Available records →
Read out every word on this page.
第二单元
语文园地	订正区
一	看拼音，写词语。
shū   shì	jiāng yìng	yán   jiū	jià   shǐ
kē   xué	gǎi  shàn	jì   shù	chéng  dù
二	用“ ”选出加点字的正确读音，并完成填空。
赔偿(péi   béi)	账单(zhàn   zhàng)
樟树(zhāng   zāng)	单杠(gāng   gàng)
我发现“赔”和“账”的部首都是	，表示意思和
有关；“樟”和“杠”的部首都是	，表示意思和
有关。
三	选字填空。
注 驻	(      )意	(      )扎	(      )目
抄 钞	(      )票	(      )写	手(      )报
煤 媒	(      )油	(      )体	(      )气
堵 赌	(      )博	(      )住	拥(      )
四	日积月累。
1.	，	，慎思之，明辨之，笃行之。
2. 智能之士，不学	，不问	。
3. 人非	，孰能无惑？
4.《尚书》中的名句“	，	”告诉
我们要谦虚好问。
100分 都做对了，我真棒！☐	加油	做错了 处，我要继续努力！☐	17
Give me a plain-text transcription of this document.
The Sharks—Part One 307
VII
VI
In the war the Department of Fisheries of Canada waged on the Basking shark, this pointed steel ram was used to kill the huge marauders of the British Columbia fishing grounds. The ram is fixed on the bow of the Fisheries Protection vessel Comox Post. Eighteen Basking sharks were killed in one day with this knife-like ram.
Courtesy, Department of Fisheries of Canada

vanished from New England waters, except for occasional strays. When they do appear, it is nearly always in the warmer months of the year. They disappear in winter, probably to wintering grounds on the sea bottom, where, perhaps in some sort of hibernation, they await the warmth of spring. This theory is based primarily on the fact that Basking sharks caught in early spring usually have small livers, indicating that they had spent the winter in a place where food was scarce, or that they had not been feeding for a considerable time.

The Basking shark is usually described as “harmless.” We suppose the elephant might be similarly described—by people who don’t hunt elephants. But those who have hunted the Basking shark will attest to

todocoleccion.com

What you will do →
Copy out the data shown above without altering anything.

Final result →
Read out every word on this page.
第二单元
语文园地	订正区
一	看拼音，写词语。
shū   shì	jiāng yìng	yán   jiū	jià   shǐ
kē   xué	gǎi  shàn	jì   shù	chéng  dù
二	用“ ”选出加点字的正确读音，并完成填空。
赔偿(péi   béi)	账单(zhàn   zhàng)
樟树(zhāng   zāng)	单杠(gāng   gàng)
我发现“赔”和“账”的部首都是	，表示意思和
有关；“樟”和“杠”的部首都是	，表示意思和
有关。
三	选字填空。
注 驻	(      )意	(      )扎	(      )目
抄 钞	(      )票	(      )写	手(      )报
煤 媒	(      )油	(      )体	(      )气
堵 赌	(      )博	(      )住	拥(      )
四	日积月累。
1.	，	，慎思之，明辨之，笃行之。
2. 智能之士，不学	，不问	。
3. 人非	，孰能无惑？
4.《尚书》中的名句“	，	”告诉
我们要谦虚好问。
100分 都做对了，我真棒！☐	加油	做错了 处，我要继续努力！☐	17
Give me a plain-text transcription of this document.
The Sharks—Part One 307
VII
VI
In the war the Department of Fisheries of Canada waged on the Basking shark, this pointed steel ram was used to kill the huge marauders of the British Columbia fishing grounds. The ram is fixed on the bow of the Fisheries Protection vessel Comox Post. Eighteen Basking sharks were killed in one day with this knife-like ram.
Courtesy, Department of Fisheries of Canada

vanished from New England waters, except for occasional strays. When they do appear, it is nearly always in the warmer months of the year. They disappear in winter, probably to wintering grounds on the sea bottom, where, perhaps in some sort of hibernation, they await the warmth of spring. This theory is based primarily on the fact that Basking sharks caught in early spring usually have small livers, indicating that they had spent the winter in a place where food was scarce, or that they had not been feeding for a considerable time.

The Basking shark is usually described as “harmless.” We suppose the elephant might be similarly described—by people who don’t hunt elephants. But those who have hunted the Basking shark will attest to

todocoleccion.com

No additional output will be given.